• [TASKS]
1/ In the semantic integration post, rewrite the passage between "Scenario: I have" and "new airline providers.", inclusive, changing "airline providers" to "flight operators".
2/ Answer these questions about the semantic integration post:
(a) What user-selected criteria does the scenario list for arranging flights?
(b) In what forms can the data from airline companies arrive?
(c) From what source is Figure 1 taken?
3/ Pick up the semantic integration post where it stops and continue writing it.

• [SOURCE EXCERPT]
# # # # #

Thursday, December 20, 2007

SEMANTIC INTEGRATION

Let’s consider the following scenario to understand the concept and need of Semantic Integration.

Scenario: I have to build a site to provide information about flights arranged by their costs based on some user selected criteria like class, flight duration, departure time, route etc. So I have to dynamically (as underlying data changing continuously) retrieve the data from different airline providers and analyze those to provide results against user query. At the same time I have to keep on integrating the new airline providers.

Big Question: Is the data warehousing approach is going to be a suitable solution to the above problem? Consider the effort required to maintain consistency using data warehousing concept while dealing the dynamic heterogeneous data coming from database, XML, HTML etc – airline companies can provide information in different ways. At the same time estimate the effort required achieving the scalability required for integrating new airlines – you may end up changing the data extraction and transformation logics even application often. Also do we have to retrieve data from all airlines every time? We have to minimize the traffic and computation as much as possible.

Don’t you feel warehousing approach is not the best solution for the above problems? Consider following architecture:



Figure 1: Architecture facilitating semantic integration of heterogeneous information sources (from http://wwwis.win.tue.nl/~houben/respub/wiiw01.pdf)

# # # # #

• [AVAILABLE DATA]
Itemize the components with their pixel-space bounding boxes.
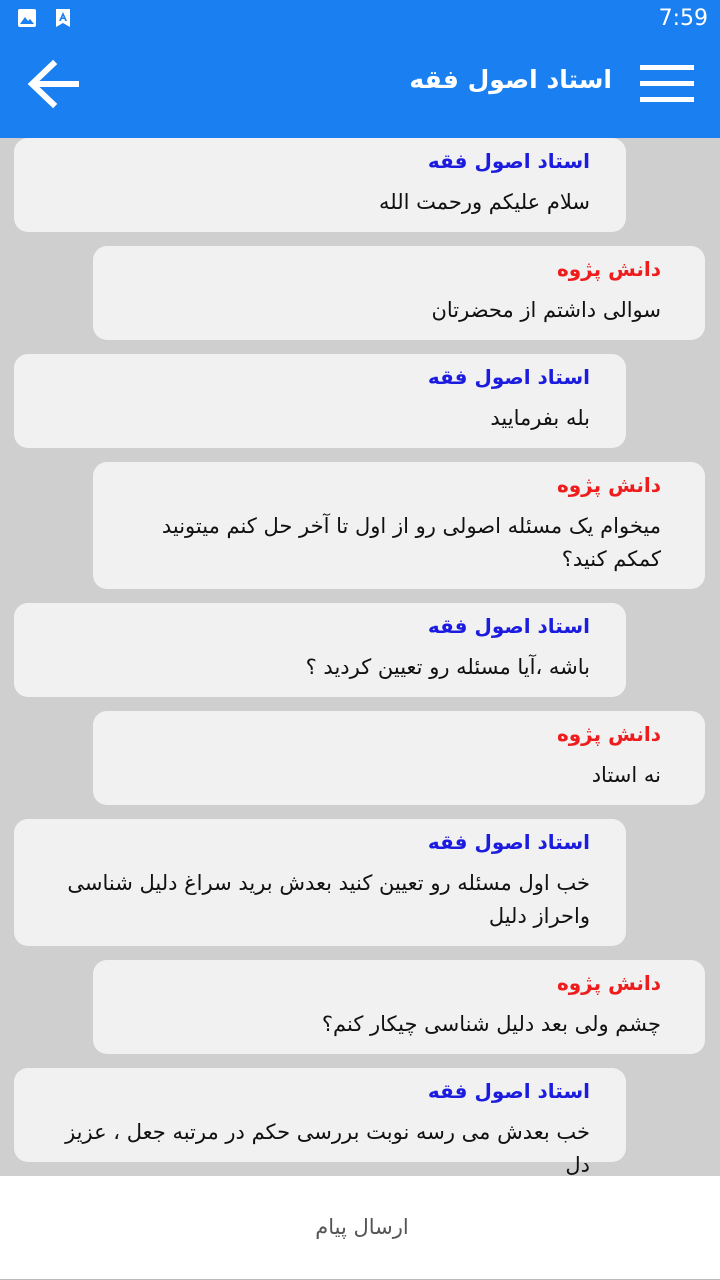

# # # # #

• [EXPECTED OUTPUTS]
1/
Scenario: I have to build a site to provide information about flights arranged by their costs based on some user selected criteria like class, flight duration, departure time, route etc. So I have to dynamically (as underlying data changing continuously) retrieve the data from different flight operators and analyze those to provide results against user query. At the same time I have to keep on integrating the new flight operators.

2/
(a) Class, flight duration, departure time and route.
(b) Database, XML and HTML.
(c) http://wwwis.win.tue.nl/~houben/respub/wiiw01.pdf

3/
Above describes the architecture of Semantic Integration which is based on the information available in the data rather than their structure and has following main components:
Resource Broker:

  • Translates queries to the target format (e.g., SQL).
  • Converts ontological terms to terms used by the resource (e.g., database schema
  • Translates responses back into the ontological terms used in the query.


Mediator/Domain Broker:

  • Accepts queries from users (via the query generator) or other applications.
  • Partitions the query into sub-queries.
  • Distributes the sub-queries to the appropriate Resource Brokers in case needed making sure minimal network traffic.
  • Merges the results from the various Resource Brokers and passing the combined response back to the requestor. Here The Resource Description Framework Schema (RDFS) is used to represent all schema-level metadata (both domain and infrastructure) and the Resource Description Framework (RDF) is used to represent all instance information. RDFS imposes a standard to provide consistency and better interoperability.

Concept Model

  • Interlinks metadata to have more meaning full information.

Here semantic integration with on-demand driven (lazy) approach addresses the problems better, associated with the scenario of our consideration.

Companies have wrestled with the integration of legacy systems for some time, but with the explosion of web-based resources and advent of web 2.0, the interoperability of information has become an even greater problem. The essence of this problem is the implicit and frequently inconsistent semantics of the information. Because the web has made access to information much easier, the potential for companies to leverage information has grown tremendously. But, for the most part, each information resource was created for a single purpose, and the power of integration is in the merging of information, particularly in unanticipated ways.

(Ref: http://www.cs.rutgers.edu/~shklar/www11/final_submissions/paper3.pdf)